--- BEGIN Provided entries ---

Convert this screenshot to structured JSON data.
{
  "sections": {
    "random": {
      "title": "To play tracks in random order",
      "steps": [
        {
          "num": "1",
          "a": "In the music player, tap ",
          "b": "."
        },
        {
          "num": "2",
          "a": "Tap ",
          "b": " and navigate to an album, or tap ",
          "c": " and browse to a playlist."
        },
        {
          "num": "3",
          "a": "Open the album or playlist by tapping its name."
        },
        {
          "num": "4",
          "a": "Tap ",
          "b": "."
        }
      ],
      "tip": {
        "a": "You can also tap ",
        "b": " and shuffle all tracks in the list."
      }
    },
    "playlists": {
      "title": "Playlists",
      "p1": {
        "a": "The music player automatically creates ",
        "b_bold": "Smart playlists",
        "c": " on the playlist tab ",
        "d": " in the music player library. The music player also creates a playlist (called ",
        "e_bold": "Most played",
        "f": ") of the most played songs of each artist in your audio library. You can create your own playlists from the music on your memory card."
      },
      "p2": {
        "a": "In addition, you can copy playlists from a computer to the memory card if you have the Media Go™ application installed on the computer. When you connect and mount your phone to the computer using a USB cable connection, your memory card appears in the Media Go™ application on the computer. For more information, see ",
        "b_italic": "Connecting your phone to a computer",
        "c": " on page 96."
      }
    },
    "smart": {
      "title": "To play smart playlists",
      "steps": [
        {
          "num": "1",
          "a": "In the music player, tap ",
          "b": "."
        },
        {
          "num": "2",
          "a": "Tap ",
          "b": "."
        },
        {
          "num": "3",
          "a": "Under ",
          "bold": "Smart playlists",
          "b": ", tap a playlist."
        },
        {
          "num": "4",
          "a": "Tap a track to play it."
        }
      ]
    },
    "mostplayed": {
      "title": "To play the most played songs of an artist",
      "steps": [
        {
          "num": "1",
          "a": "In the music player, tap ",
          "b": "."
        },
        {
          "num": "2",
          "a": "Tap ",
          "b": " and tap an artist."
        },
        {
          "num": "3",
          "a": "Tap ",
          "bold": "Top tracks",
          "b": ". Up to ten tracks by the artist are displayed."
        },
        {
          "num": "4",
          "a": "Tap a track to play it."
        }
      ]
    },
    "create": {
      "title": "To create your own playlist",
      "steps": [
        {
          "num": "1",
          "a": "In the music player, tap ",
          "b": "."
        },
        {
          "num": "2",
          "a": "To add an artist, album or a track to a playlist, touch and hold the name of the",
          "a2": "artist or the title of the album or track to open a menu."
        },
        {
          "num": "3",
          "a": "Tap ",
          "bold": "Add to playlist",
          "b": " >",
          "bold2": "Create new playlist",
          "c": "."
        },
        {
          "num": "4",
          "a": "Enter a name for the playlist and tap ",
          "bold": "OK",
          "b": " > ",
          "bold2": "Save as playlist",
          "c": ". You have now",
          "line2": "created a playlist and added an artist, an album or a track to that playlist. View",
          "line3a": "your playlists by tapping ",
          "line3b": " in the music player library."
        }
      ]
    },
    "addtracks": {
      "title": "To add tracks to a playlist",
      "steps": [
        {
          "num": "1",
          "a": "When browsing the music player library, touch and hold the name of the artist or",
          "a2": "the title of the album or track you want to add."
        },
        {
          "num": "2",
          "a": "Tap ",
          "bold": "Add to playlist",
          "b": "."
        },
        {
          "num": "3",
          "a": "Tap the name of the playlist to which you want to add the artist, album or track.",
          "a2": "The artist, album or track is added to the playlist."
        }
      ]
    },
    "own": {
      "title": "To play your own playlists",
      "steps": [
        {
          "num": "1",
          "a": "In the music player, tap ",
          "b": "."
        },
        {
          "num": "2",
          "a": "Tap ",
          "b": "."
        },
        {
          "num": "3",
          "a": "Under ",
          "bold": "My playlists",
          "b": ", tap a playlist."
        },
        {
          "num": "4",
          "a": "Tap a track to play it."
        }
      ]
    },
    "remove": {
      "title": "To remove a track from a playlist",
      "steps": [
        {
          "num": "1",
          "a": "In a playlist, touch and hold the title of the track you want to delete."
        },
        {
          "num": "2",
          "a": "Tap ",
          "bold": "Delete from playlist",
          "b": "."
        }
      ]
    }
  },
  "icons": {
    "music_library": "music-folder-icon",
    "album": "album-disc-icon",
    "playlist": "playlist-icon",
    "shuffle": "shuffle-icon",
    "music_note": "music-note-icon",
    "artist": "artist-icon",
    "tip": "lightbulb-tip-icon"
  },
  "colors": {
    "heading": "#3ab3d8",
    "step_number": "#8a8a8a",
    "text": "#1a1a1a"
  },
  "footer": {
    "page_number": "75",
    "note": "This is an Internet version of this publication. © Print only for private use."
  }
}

--- END Provided entries ---

## Task requirements:
Print every record exactly as it was given.

## Task solution:
Convert this screenshot to structured JSON data.
{
  "sections": {
    "random": {
      "title": "To play tracks in random order",
      "steps": [
        {
          "num": "1",
          "a": "In the music player, tap ",
          "b": "."
        },
        {
          "num": "2",
          "a": "Tap ",
          "b": " and navigate to an album, or tap ",
          "c": " and browse to a playlist."
        },
        {
          "num": "3",
          "a": "Open the album or playlist by tapping its name."
        },
        {
          "num": "4",
          "a": "Tap ",
          "b": "."
        }
      ],
      "tip": {
        "a": "You can also tap ",
        "b": " and shuffle all tracks in the list."
      }
    },
    "playlists": {
      "title": "Playlists",
      "p1": {
        "a": "The music player automatically creates ",
        "b_bold": "Smart playlists",
        "c": " on the playlist tab ",
        "d": " in the music player library. The music player also creates a playlist (called ",
        "e_bold": "Most played",
        "f": ") of the most played songs of each artist in your audio library. You can create your own playlists from the music on your memory card."
      },
      "p2": {
        "a": "In addition, you can copy playlists from a computer to the memory card if you have the Media Go™ application installed on the computer. When you connect and mount your phone to the computer using a USB cable connection, your memory card appears in the Media Go™ application on the computer. For more information, see ",
        "b_italic": "Connecting your phone to a computer",
        "c": " on page 96."
      }
    },
    "smart": {
      "title": "To play smart playlists",
      "steps": [
        {
          "num": "1",
          "a": "In the music player, tap ",
          "b": "."
        },
        {
          "num": "2",
          "a": "Tap ",
          "b": "."
        },
        {
          "num": "3",
          "a": "Under ",
          "bold": "Smart playlists",
          "b": ", tap a playlist."
        },
        {
          "num": "4",
          "a": "Tap a track to play it."
        }
      ]
    },
    "mostplayed": {
      "title": "To play the most played songs of an artist",
      "steps": [
        {
          "num": "1",
          "a": "In the music player, tap ",
          "b": "."
        },
        {
          "num": "2",
          "a": "Tap ",
          "b": " and tap an artist."
        },
        {
          "num": "3",
          "a": "Tap ",
          "bold": "Top tracks",
          "b": ". Up to ten tracks by the artist are displayed."
        },
        {
          "num": "4",
          "a": "Tap a track to play it."
        }
      ]
    },
    "create": {
      "title": "To create your own playlist",
      "steps": [
        {
          "num": "1",
          "a": "In the music player, tap ",
          "b": "."
        },
        {
          "num": "2",
          "a": "To add an artist, album or a track to a playlist, touch and hold the name of the",
          "a2": "artist or the title of the album or track to open a menu."
        },
        {
          "num": "3",
          "a": "Tap ",
          "bold": "Add to playlist",
          "b": " >",
          "bold2": "Create new playlist",
          "c": "."
        },
        {
          "num": "4",
          "a": "Enter a name for the playlist and tap ",
          "bold": "OK",
          "b": " > ",
          "bold2": "Save as playlist",
          "c": ". You have now",
          "line2": "created a playlist and added an artist, an album or a track to that playlist. View",
          "line3a": "your playlists by tapping ",
          "line3b": " in the music player library."
        }
      ]
    },
    "addtracks": {
      "title": "To add tracks to a playlist",
      "steps": [
        {
          "num": "1",
          "a": "When browsing the music player library, touch and hold the name of the artist or",
          "a2": "the title of the album or track you want to add."
        },
        {
          "num": "2",
          "a": "Tap ",
          "bold": "Add to playlist",
          "b": "."
        },
        {
          "num": "3",
          "a": "Tap the name of the playlist to which you want to add the artist, album or track.",
          "a2": "The artist, album or track is added to the playlist."
        }
      ]
    },
    "own": {
      "title": "To play your own playlists",
      "steps": [
        {
          "num": "1",
          "a": "In the music player, tap ",
          "b": "."
        },
        {
          "num": "2",
          "a": "Tap ",
          "b": "."
        },
        {
          "num": "3",
          "a": "Under ",
          "bold": "My playlists",
          "b": ", tap a playlist."
        },
        {
          "num": "4",
          "a": "Tap a track to play it."
        }
      ]
    },
    "remove": {
      "title": "To remove a track from a playlist",
      "steps": [
        {
          "num": "1",
          "a": "In a playlist, touch and hold the title of the track you want to delete."
        },
        {
          "num": "2",
          "a": "Tap ",
          "bold": "Delete from playlist",
          "b": "."
        }
      ]
    }
  },
  "icons": {
    "music_library": "music-folder-icon",
    "album": "album-disc-icon",
    "playlist": "playlist-icon",
    "shuffle": "shuffle-icon",
    "music_note": "music-note-icon",
    "artist": "artist-icon",
    "tip": "lightbulb-tip-icon"
  },
  "colors": {
    "heading": "#3ab3d8",
    "step_number": "#8a8a8a",
    "text": "#1a1a1a"
  },
  "footer": {
    "page_number": "75",
    "note": "This is an Internet version of this publication. © Print only for private use."
  }
}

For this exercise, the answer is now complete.